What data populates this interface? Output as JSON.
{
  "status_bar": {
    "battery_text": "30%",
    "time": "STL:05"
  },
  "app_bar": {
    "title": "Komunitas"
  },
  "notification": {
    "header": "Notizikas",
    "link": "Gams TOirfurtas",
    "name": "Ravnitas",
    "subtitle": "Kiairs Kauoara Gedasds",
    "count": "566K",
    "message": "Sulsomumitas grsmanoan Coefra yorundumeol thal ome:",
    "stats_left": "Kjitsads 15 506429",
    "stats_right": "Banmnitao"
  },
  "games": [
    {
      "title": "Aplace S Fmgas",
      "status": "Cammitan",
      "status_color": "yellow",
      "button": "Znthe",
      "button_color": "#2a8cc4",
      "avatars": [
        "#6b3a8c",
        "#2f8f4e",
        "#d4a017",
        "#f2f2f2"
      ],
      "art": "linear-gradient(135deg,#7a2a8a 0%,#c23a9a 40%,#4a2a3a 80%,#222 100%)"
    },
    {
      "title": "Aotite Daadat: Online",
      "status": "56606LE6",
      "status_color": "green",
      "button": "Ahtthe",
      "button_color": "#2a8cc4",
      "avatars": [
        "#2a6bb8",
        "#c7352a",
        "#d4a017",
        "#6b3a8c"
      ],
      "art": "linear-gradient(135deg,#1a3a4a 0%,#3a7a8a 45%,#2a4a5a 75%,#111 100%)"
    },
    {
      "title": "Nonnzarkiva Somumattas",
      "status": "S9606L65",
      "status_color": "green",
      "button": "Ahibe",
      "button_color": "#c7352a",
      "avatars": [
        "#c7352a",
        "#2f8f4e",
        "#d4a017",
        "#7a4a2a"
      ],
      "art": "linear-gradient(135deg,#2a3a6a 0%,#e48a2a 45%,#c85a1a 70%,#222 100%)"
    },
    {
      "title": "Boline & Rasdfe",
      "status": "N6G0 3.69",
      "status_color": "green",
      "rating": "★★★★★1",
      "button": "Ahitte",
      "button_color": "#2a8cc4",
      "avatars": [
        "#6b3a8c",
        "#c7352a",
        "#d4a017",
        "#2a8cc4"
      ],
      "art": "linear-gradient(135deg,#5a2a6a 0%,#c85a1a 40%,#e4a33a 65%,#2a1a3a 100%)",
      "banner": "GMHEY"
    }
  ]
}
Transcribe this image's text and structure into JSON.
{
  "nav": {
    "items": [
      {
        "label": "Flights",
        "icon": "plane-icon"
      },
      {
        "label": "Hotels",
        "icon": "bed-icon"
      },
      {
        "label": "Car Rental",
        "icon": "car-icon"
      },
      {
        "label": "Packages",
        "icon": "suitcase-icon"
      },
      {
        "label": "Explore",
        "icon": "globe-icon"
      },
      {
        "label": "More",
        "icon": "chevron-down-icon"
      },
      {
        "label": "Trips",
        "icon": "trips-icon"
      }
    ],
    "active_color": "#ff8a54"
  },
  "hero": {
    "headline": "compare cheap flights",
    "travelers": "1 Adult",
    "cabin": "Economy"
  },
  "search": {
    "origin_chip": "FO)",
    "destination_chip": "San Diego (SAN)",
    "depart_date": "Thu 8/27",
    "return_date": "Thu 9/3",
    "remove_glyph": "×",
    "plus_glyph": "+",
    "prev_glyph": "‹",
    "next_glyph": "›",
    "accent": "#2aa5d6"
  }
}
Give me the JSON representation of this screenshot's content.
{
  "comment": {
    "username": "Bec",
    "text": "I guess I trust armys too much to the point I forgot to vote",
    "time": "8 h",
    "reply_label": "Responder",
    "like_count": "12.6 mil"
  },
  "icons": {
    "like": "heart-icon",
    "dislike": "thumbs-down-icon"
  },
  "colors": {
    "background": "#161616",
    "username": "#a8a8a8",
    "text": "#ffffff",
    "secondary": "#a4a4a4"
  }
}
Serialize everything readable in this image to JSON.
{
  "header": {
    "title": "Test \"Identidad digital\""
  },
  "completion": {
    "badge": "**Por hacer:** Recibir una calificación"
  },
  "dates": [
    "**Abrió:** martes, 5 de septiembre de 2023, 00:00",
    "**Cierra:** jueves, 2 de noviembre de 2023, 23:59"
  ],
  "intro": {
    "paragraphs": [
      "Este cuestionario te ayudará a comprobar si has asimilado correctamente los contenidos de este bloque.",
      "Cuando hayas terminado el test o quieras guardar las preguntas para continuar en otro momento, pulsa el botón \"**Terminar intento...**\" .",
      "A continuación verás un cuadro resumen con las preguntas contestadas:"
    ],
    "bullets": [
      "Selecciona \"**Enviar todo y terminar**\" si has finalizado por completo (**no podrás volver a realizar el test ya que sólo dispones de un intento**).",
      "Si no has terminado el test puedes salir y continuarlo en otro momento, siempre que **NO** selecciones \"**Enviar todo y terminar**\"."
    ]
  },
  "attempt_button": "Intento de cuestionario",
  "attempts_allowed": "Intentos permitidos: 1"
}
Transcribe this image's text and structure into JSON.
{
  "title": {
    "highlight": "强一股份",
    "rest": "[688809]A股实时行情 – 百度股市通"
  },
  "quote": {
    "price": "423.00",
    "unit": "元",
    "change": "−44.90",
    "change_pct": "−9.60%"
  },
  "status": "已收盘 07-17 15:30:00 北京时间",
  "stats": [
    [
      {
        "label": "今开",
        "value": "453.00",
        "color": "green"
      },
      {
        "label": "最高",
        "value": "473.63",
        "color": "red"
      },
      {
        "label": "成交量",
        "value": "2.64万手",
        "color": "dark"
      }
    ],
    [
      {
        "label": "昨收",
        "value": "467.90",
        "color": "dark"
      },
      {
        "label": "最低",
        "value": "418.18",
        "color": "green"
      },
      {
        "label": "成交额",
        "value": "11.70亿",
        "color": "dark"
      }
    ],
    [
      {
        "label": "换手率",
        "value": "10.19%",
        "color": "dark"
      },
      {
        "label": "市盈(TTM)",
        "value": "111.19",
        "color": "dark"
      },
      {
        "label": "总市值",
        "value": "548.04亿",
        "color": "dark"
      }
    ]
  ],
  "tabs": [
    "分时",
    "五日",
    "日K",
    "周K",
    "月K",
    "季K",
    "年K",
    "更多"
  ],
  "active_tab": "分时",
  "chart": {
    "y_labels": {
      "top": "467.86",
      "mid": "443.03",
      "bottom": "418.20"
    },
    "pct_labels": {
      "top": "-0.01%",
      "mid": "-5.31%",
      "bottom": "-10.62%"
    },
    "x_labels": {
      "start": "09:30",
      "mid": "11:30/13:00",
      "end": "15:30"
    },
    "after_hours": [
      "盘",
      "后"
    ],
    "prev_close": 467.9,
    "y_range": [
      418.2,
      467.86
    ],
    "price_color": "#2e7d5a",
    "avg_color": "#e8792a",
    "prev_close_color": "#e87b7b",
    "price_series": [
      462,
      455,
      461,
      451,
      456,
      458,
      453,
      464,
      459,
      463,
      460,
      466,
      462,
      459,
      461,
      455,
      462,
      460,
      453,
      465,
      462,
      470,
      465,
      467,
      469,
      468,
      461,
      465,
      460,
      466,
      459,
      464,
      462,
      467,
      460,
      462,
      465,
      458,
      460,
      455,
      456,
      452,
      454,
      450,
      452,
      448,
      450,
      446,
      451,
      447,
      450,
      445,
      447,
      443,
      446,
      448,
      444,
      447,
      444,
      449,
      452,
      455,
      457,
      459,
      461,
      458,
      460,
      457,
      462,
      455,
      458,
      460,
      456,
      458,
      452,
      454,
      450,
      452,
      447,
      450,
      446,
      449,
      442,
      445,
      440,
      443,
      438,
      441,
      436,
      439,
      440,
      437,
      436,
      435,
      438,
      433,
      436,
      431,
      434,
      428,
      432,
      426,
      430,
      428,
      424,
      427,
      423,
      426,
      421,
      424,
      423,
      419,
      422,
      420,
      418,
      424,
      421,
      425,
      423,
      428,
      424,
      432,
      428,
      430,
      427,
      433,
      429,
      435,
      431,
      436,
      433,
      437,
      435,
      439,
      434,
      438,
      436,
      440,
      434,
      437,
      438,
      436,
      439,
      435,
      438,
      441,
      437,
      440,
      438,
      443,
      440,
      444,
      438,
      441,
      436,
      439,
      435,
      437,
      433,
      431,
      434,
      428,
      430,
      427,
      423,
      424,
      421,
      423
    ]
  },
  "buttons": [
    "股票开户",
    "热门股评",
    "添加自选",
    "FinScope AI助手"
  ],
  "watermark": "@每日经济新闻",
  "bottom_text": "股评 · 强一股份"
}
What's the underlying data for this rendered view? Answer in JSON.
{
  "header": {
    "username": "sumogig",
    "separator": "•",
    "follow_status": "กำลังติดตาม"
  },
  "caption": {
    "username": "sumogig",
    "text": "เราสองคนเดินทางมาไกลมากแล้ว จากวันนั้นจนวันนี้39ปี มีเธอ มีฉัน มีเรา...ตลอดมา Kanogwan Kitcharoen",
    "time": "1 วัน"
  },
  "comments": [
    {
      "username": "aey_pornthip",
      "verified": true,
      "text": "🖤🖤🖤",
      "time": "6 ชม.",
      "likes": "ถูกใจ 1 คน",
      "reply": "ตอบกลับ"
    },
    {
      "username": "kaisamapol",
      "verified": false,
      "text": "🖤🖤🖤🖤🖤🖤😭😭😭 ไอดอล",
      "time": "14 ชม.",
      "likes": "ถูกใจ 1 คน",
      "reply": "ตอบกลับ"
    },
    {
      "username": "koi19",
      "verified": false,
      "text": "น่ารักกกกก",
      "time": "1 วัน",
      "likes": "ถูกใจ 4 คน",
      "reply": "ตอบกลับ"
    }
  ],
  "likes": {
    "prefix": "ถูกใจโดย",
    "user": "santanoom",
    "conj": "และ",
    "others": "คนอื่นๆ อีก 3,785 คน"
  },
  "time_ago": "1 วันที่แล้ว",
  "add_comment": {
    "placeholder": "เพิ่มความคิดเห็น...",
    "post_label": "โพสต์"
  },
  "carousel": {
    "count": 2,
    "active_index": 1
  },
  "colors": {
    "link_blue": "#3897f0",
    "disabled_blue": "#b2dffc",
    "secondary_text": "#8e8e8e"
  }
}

▬▬▬▬▬▬

• **Exercise**: Only lines with "terminado" are wanted here; list each of them.

• **The reply**:
      "Cuando hayas terminado el test o quieras guardar las preguntas para continuar en otro momento, pulsa el botón \"**Terminar intento...**\" .",
      "Si no has terminado el test puedes salir y continuarlo en otro momento, siempre que **NO** selecciones \"**Enviar todo y terminar**\"."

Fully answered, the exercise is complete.